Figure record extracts
•••
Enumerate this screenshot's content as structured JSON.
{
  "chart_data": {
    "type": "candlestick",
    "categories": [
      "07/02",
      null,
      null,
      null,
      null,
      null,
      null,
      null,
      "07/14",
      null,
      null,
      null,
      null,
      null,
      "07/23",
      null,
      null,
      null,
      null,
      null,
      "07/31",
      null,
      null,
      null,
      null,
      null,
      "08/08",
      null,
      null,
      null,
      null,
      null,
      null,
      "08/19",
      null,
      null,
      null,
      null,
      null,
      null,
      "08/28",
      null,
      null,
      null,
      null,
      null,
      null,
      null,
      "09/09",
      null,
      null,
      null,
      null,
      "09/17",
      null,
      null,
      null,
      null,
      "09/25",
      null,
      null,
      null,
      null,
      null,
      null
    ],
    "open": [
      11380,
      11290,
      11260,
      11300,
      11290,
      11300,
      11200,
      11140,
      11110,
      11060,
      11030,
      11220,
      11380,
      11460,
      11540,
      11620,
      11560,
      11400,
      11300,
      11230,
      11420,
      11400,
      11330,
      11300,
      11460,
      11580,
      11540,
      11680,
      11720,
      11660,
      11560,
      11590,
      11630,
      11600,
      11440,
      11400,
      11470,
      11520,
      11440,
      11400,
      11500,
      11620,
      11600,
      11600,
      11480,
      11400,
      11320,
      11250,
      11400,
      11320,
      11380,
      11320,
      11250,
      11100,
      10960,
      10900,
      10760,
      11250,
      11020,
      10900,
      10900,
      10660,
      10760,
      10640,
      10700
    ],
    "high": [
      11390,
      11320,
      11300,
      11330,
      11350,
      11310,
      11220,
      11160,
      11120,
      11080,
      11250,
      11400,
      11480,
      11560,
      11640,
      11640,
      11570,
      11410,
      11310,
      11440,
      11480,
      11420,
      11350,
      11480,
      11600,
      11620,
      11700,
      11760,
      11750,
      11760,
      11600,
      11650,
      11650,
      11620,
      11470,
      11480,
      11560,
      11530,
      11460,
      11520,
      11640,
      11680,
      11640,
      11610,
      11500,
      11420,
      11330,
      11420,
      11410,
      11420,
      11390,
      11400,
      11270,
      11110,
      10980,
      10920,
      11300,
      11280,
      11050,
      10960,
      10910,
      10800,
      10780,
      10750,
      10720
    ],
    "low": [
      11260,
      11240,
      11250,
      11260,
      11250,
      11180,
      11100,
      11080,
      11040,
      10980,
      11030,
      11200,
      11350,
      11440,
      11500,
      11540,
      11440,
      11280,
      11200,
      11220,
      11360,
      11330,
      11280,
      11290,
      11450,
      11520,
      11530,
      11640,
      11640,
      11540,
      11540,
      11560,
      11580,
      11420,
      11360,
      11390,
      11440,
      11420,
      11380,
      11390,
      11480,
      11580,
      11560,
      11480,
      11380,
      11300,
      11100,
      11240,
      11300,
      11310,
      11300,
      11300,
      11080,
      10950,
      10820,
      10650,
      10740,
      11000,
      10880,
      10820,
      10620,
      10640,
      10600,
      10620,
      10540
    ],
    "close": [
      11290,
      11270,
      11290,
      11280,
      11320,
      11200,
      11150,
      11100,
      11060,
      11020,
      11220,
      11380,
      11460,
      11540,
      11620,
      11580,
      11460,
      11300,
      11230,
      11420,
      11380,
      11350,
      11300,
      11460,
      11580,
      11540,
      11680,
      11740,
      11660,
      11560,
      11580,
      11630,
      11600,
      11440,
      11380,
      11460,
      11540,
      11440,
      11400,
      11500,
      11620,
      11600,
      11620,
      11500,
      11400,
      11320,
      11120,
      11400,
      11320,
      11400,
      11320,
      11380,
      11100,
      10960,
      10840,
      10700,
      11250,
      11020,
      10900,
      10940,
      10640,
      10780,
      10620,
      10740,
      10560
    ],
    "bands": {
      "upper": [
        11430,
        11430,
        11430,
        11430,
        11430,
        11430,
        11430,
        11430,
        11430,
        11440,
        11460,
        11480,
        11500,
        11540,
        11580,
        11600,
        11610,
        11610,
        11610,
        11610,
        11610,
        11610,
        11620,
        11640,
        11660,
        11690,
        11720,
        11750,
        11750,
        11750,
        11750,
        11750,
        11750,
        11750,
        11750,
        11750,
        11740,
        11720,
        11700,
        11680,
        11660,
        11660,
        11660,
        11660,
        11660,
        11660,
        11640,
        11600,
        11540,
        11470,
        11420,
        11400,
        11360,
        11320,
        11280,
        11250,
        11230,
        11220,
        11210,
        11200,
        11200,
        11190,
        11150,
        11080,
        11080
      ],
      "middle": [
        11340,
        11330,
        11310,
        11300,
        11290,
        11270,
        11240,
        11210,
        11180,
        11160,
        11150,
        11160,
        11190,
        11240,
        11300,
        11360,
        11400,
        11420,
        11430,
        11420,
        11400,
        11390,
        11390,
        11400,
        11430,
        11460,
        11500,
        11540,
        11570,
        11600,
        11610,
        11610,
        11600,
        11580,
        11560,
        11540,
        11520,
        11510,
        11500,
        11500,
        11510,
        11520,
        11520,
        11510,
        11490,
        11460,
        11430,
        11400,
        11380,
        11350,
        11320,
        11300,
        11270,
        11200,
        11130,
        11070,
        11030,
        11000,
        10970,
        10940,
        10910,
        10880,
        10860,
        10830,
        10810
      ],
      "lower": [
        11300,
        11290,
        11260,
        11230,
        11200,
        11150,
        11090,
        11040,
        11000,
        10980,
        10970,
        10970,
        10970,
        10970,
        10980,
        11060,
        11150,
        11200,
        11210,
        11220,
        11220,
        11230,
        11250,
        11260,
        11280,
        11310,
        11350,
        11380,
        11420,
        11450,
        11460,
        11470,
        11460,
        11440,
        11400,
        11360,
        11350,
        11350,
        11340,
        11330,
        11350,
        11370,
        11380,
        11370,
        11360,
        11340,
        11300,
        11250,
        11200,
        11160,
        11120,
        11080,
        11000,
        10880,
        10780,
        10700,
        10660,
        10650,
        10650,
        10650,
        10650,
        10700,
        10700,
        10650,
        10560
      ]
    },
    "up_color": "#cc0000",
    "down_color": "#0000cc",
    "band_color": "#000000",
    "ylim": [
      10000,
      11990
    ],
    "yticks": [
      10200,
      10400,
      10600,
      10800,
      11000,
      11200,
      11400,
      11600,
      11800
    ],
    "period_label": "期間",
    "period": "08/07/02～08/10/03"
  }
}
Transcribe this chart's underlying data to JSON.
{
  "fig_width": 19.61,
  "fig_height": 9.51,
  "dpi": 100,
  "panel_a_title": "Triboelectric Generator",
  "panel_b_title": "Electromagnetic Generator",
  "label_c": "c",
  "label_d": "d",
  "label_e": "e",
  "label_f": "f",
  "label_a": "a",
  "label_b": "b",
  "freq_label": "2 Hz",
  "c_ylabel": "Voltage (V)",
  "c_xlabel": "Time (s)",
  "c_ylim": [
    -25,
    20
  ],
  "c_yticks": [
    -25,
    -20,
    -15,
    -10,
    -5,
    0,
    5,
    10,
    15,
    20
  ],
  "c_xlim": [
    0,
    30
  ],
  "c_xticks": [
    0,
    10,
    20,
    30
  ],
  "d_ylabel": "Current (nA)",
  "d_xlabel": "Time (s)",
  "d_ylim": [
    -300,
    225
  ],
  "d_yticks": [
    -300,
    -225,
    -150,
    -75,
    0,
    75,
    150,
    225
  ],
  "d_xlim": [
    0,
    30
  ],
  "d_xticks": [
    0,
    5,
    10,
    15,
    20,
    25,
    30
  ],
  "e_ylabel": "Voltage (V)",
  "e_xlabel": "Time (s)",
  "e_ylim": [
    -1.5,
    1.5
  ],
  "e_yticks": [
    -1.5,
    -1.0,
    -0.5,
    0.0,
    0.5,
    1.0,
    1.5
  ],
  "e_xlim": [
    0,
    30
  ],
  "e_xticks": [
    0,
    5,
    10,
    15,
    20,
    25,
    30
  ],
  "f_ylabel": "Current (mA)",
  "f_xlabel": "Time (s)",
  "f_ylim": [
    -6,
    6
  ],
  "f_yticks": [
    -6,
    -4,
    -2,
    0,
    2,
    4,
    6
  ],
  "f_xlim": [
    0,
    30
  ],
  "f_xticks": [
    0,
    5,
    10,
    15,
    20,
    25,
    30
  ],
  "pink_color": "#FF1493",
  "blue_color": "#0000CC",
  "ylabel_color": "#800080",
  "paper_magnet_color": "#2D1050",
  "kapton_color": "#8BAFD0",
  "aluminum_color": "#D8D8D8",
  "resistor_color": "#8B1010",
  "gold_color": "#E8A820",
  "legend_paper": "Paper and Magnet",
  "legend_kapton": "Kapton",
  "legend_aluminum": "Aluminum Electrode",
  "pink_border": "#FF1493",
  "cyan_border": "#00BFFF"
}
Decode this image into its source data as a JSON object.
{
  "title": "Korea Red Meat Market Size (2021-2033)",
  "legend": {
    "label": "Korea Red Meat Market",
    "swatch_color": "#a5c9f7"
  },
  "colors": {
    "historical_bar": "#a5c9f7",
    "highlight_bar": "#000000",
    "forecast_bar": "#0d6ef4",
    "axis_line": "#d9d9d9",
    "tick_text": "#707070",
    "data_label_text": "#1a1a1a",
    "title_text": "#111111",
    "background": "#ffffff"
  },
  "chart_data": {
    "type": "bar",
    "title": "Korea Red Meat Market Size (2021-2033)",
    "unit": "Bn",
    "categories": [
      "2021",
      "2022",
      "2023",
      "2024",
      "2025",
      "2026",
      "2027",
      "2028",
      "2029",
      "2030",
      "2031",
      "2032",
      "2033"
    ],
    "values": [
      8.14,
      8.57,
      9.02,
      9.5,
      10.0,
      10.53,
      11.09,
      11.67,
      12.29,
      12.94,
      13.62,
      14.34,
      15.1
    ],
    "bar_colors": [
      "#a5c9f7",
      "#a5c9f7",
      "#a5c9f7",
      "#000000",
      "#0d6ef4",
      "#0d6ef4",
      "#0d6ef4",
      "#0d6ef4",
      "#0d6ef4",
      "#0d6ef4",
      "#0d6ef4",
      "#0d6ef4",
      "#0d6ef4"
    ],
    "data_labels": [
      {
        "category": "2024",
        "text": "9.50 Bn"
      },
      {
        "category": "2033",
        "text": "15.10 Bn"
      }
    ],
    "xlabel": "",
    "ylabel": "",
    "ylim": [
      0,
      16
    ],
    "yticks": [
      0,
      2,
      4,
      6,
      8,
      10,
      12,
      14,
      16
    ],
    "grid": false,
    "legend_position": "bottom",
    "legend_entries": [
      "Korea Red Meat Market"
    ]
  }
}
•••
Find every line in the listing that holds the string "Meat", then say how many there are as a bare number.

4